[Figure dataset records]
++++++++

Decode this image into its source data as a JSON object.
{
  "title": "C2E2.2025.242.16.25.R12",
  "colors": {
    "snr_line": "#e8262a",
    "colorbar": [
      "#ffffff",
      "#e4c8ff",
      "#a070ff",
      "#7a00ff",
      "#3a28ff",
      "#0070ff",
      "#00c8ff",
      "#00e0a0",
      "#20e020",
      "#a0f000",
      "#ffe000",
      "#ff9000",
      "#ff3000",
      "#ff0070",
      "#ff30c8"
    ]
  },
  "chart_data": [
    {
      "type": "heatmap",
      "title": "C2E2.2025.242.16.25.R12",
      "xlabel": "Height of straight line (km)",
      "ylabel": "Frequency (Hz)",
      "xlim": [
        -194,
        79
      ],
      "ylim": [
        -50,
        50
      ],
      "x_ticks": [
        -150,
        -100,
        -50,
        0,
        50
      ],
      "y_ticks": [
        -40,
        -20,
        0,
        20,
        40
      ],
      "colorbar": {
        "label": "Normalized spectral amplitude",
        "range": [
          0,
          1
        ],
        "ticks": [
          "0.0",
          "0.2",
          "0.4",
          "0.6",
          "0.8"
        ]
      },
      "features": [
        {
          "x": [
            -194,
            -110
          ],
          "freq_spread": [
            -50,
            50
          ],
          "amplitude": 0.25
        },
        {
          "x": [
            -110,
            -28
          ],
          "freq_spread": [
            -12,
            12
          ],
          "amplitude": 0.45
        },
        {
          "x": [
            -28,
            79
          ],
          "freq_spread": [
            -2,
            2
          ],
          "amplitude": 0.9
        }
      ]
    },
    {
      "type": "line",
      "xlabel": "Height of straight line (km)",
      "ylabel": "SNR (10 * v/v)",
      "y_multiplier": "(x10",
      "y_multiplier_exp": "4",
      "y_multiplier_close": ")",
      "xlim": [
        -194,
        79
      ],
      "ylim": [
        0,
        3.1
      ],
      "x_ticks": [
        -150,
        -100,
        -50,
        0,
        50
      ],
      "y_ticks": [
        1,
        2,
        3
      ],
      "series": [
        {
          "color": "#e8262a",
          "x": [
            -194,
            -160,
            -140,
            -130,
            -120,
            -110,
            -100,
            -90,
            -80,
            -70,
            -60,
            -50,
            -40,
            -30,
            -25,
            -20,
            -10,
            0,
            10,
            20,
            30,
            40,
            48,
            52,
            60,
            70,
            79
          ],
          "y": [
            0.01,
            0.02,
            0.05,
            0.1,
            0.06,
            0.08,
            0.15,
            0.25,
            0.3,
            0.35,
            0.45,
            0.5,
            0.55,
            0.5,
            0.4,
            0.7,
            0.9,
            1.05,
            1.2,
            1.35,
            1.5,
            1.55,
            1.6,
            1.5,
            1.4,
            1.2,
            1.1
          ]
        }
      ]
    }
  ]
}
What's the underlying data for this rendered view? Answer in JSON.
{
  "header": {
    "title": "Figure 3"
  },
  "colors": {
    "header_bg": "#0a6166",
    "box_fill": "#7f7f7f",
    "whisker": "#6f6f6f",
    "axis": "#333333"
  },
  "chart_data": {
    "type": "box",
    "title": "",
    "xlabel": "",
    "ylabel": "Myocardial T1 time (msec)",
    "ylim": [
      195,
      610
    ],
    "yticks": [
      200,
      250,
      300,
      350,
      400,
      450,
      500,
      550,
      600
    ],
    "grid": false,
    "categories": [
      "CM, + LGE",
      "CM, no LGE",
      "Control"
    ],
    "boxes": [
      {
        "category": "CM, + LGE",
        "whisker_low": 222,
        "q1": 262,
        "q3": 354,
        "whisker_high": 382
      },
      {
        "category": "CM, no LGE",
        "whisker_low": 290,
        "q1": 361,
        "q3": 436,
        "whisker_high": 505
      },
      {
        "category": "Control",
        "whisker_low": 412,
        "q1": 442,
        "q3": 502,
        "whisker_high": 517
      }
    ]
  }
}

++++++++

Written request: Extract the data in full. Keep it word for word.

Problem solution:
Decode this image into its source data as a JSON object.
{
  "title": "C2E2.2025.242.16.25.R12",
  "colors": {
    "snr_line": "#e8262a",
    "colorbar": [
      "#ffffff",
      "#e4c8ff",
      "#a070ff",
      "#7a00ff",
      "#3a28ff",
      "#0070ff",
      "#00c8ff",
      "#00e0a0",
      "#20e020",
      "#a0f000",
      "#ffe000",
      "#ff9000",
      "#ff3000",
      "#ff0070",
      "#ff30c8"
    ]
  },
  "chart_data": [
    {
      "type": "heatmap",
      "title": "C2E2.2025.242.16.25.R12",
      "xlabel": "Height of straight line (km)",
      "ylabel": "Frequency (Hz)",
      "xlim": [
        -194,
        79
      ],
      "ylim": [
        -50,
        50
      ],
      "x_ticks": [
        -150,
        -100,
        -50,
        0,
        50
      ],
      "y_ticks": [
        -40,
        -20,
        0,
        20,
        40
      ],
      "colorbar": {
        "label": "Normalized spectral amplitude",
        "range": [
          0,
          1
        ],
        "ticks": [
          "0.0",
          "0.2",
          "0.4",
          "0.6",
          "0.8"
        ]
      },
      "features": [
        {
          "x": [
            -194,
            -110
          ],
          "freq_spread": [
            -50,
            50
          ],
          "amplitude": 0.25
        },
        {
          "x": [
            -110,
            -28
          ],
          "freq_spread": [
            -12,
            12
          ],
          "amplitude": 0.45
        },
        {
          "x": [
            -28,
            79
          ],
          "freq_spread": [
            -2,
            2
          ],
          "amplitude": 0.9
        }
      ]
    },
    {
      "type": "line",
      "xlabel": "Height of straight line (km)",
      "ylabel": "SNR (10 * v/v)",
      "y_multiplier": "(x10",
      "y_multiplier_exp": "4",
      "y_multiplier_close": ")",
      "xlim": [
        -194,
        79
      ],
      "ylim": [
        0,
        3.1
      ],
      "x_ticks": [
        -150,
        -100,
        -50,
        0,
        50
      ],
      "y_ticks": [
        1,
        2,
        3
      ],
      "series": [
        {
          "color": "#e8262a",
          "x": [
            -194,
            -160,
            -140,
            -130,
            -120,
            -110,
            -100,
            -90,
            -80,
            -70,
            -60,
            -50,
            -40,
            -30,
            -25,
            -20,
            -10,
            0,
            10,
            20,
            30,
            40,
            48,
            52,
            60,
            70,
            79
          ],
          "y": [
            0.01,
            0.02,
            0.05,
            0.1,
            0.06,
            0.08,
            0.15,
            0.25,
            0.3,
            0.35,
            0.45,
            0.5,
            0.55,
            0.5,
            0.4,
            0.7,
            0.9,
            1.05,
            1.2,
            1.35,
            1.5,
            1.55,
            1.6,
            1.5,
            1.4,
            1.2,
            1.1
          ]
        }
      ]
    }
  ]
}
What's the underlying data for this rendered view? Answer in JSON.
{
  "header": {
    "title": "Figure 3"
  },
  "colors": {
    "header_bg": "#0a6166",
    "box_fill": "#7f7f7f",
    "whisker": "#6f6f6f",
    "axis": "#333333"
  },
  "chart_data": {
    "type": "box",
    "title": "",
    "xlabel": "",
    "ylabel": "Myocardial T1 time (msec)",
    "ylim": [
      195,
      610
    ],
    "yticks": [
      200,
      250,
      300,
      350,
      400,
      450,
      500,
      550,
      600
    ],
    "grid": false,
    "categories": [
      "CM, + LGE",
      "CM, no LGE",
      "Control"
    ],
    "boxes": [
      {
        "category": "CM, + LGE",
        "whisker_low": 222,
        "q1": 262,
        "q3": 354,
        "whisker_high": 382
      },
      {
        "category": "CM, no LGE",
        "whisker_low": 290,
        "q1": 361,
        "q3": 436,
        "whisker_high": 505
      },
      {
        "category": "Control",
        "whisker_low": 412,
        "q1": 442,
        "q3": 502,
        "whisker_high": 517
      }
    ]
  }
}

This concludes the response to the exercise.